Si la formule intéresse en premier lieu les investisseurs qui adossent une assurance vie à un prêt in fine, il faut reconnaître que le nantissement d’un contrat de placement ne manque pas d’atouts pour remplacer l’hypothèque ou la caution mutuelle et éviter de souscrire un contrat d’assurance emprunteur. Mais le nantissement est aussi un action lourde de conséquences.
Présentation avec nos experts.
Sommaire
- Définition
- La rédaction de l’acte
- Fonctionnement
- Le nantissement dans le cadre d’un prêt in fine
- Nantir un contrat d’assurance vie
- Avantages et contraintes par rapport aux autres garanties
- L’extinction du nantissement
Définition
Le nantissement consiste à mettre un ou plusieurs placements en garantie d’un prêt immobilier, le plus souvent pour financer un investissement locatif.
L’acte signé entre l’établissement bancaire et l’emprunteur s’effectue le plus souvent sous seing privé, même si dans certains cas la convention de nantissement peut faire l’objet d’une signature chez le notaire. Il engage la valeur acquise du placement, le plus souvent un contrat d’assurance vie. Le titulaire conserve la propriété du contrat nanti, mais accepte de ne plus effectuer aucun acte de gestion jusqu’au terme du prêt.
En cas de défaillance de l’emprunteur, le placement nanti permet à la banque d’être remboursé.
D’un point de vue juridique, le nantissement conventionnel (par opposition à judiciaire) est une sûreté réelle au même titre que l’hypothèque. Lorsqu’il vient en couverture d’un prêt immobilier, il se définit comme un contrat par lequel une personne dénommée le débiteur affecte en garantie un bien incorporel.
Négociez chaque clause de l’acte de nantissement
Depuis l’ordonnance de 2006, il n’est plus nécessaire que le débiteur remette son titre au créancier. En effet, un simple document appelé acte de nantissement, signé en trois exemplaires par les deux parties, suffit pour établir la convention.
Cet écrit est obligatoire et précise les conditions dans lesquelles s’effectue l’affectation du contrat nanti.

▶ **EXERCICE ÉCRIT 1**:
Les affirmations suivantes concordent-elles avec le texte sur le nantissement ? (a) Le titulaire du contrat nanti en perd la propriété. (b) Depuis l’ordonnance de 2006, le débiteur n’a plus à remettre son titre au créancier. (c) L’acte de nantissement est signé en deux exemplaires. Pour chacune, répondez par oui ou non en citant les mots décisifs du texte.
▶ **EXERCICE ÉCRIT 2**:
Recopiez le passage du texte sur le nantissement qui commence par « En cas de défaillance » et se termine par « établir la convention. », en remplaçant « débiteur » par « constituant ».

Annotations des boîtes d’éléments:
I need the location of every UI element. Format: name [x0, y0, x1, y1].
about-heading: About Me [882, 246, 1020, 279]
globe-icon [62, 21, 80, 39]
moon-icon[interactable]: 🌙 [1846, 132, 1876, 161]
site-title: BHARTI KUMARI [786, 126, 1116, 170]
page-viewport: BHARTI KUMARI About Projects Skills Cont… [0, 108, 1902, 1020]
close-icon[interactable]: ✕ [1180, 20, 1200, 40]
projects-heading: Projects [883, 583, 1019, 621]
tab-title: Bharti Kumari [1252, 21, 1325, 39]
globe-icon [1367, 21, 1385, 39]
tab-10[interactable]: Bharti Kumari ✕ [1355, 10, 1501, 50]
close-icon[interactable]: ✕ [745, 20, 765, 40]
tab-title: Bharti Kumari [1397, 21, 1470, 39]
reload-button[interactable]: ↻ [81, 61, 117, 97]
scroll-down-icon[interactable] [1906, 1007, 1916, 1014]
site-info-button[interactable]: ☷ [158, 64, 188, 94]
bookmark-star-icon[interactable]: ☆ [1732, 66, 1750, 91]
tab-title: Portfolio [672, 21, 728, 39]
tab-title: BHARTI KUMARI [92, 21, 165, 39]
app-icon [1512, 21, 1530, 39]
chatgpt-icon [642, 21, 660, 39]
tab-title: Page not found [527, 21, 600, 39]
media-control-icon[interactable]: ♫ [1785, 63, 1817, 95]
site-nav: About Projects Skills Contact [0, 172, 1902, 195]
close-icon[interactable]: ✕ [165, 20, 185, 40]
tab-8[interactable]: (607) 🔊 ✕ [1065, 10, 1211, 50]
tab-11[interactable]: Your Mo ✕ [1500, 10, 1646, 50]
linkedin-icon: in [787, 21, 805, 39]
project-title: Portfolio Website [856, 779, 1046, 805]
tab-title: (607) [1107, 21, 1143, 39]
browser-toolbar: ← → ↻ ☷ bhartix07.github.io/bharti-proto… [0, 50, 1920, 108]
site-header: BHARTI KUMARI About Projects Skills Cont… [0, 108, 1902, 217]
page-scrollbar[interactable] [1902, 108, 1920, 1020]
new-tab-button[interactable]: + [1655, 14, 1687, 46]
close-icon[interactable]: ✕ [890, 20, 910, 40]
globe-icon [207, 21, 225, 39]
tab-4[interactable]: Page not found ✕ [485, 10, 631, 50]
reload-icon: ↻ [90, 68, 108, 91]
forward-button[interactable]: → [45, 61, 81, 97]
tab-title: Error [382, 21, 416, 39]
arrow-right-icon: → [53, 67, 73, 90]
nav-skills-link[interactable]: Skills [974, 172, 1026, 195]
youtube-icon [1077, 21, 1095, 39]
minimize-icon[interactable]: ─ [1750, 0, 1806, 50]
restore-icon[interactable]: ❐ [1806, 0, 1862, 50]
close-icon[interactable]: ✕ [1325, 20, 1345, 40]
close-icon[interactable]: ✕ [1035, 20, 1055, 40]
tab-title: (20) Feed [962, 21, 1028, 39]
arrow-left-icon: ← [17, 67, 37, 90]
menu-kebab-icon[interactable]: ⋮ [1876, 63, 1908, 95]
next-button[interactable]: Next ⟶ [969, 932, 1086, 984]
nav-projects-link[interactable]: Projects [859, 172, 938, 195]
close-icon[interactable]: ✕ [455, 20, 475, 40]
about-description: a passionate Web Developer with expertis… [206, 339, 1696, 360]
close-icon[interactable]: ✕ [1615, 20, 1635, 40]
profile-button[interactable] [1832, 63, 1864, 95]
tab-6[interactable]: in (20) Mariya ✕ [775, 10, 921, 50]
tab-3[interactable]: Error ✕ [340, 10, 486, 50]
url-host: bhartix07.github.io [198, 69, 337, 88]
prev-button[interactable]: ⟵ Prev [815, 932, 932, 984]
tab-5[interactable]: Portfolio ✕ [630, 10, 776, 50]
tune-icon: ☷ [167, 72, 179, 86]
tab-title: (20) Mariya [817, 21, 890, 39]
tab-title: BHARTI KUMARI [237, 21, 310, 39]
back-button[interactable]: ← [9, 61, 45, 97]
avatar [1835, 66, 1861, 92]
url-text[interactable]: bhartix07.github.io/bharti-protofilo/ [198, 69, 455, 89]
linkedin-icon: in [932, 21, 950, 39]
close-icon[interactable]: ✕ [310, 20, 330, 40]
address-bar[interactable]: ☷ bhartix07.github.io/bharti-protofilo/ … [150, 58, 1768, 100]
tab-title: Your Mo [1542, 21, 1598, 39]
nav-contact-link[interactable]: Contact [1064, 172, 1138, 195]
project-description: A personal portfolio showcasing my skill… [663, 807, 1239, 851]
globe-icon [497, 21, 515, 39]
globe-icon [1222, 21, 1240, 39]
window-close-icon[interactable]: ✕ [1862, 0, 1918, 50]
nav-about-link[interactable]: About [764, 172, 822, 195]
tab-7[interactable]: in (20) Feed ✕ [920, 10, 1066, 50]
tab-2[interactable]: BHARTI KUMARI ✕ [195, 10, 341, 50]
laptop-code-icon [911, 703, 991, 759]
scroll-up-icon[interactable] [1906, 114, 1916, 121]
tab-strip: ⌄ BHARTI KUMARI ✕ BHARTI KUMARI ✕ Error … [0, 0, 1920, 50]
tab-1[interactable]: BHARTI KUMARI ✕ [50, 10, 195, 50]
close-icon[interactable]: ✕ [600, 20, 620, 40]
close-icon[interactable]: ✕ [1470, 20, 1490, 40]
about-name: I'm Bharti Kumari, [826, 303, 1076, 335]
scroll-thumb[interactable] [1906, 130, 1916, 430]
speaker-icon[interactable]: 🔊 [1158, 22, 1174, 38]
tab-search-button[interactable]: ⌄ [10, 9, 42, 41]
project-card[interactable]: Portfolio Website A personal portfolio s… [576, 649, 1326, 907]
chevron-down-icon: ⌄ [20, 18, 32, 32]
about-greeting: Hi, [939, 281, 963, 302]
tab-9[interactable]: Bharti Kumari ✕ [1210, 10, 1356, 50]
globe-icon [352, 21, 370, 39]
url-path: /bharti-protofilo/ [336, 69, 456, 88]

▶ **SOLUTION COMPLÈTE 1**:
(a) Non : « Le titulaire conserve la propriété du contrat nanti »
(b) Oui : « Depuis l’ordonnance de 2006, il n’est plus nécessaire que le débiteur remette son titre au créancier. »
(c) Non : « signé en trois exemplaires par les deux parties »

▶ **SOLUTION COMPLÈTE 2**:
En cas de défaillance de l’emprunteur, le placement nanti permet à la banque d’être remboursé.
D’un point de vue juridique, le nantissement conventionnel (par opposition à judiciaire) est une sûreté réelle au même titre que l’hypothèque. Lorsqu’il vient en couverture d’un prêt immobilier, il se définit comme un contrat par lequel une personne dénommée le constituant affecte en garantie un bien incorporel.
Négociez chaque clause de l’acte de nantissement
Depuis l’ordonnance de 2006, il n’est plus nécessaire que le constituant remette son titre au créancier. En effet, un simple document appelé acte de nantissement, signé en trois exemplaires par les deux parties, suffit pour établir la convention.